### PROBLEM DESCRIPTION
Return the listing word for word, as given.
— START DATASET RECORDS —
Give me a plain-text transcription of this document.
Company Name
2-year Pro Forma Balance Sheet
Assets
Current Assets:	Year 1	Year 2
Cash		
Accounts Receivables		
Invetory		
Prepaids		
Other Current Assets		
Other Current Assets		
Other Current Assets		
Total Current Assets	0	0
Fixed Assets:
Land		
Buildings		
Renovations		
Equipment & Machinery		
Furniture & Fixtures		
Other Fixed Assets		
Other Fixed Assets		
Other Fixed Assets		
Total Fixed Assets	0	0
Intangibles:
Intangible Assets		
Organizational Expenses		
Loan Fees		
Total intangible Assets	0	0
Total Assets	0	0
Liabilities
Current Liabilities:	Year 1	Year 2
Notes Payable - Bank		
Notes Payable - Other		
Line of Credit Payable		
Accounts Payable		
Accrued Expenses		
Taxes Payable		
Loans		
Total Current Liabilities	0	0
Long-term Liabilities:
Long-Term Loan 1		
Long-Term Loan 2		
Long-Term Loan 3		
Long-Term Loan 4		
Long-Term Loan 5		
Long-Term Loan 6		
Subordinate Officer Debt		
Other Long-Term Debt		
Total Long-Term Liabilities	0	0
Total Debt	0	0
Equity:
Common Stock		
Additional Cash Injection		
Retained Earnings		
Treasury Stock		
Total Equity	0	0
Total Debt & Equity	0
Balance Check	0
— END DATASET RECORDS —
### FINISHED TASK
Give me a plain-text transcription of this document.
Company Name
2-year Pro Forma Balance Sheet
Assets
Current Assets:	Year 1	Year 2
Cash		
Accounts Receivables		
Invetory		
Prepaids		
Other Current Assets		
Other Current Assets		
Other Current Assets		
Total Current Assets	0	0
Fixed Assets:
Land		
Buildings		
Renovations		
Equipment & Machinery		
Furniture & Fixtures		
Other Fixed Assets		
Other Fixed Assets		
Other Fixed Assets		
Total Fixed Assets	0	0
Intangibles:
Intangible Assets		
Organizational Expenses		
Loan Fees		
Total intangible Assets	0	0
Total Assets	0	0
Liabilities
Current Liabilities:	Year 1	Year 2
Notes Payable - Bank		
Notes Payable - Other		
Line of Credit Payable		
Accounts Payable		
Accrued Expenses		
Taxes Payable		
Loans		
Total Current Liabilities	0	0
Long-term Liabilities:
Long-Term Loan 1		
Long-Term Loan 2		
Long-Term Loan 3		
Long-Term Loan 4		
Long-Term Loan 5		
Long-Term Loan 6		
Subordinate Officer Debt		
Other Long-Term Debt		
Total Long-Term Liabilities	0	0
Total Debt	0	0
Equity:
Common Stock		
Additional Cash Injection		
Retained Earnings		
Treasury Stock		
Total Equity	0	0
Total Debt & Equity	0
Balance Check	0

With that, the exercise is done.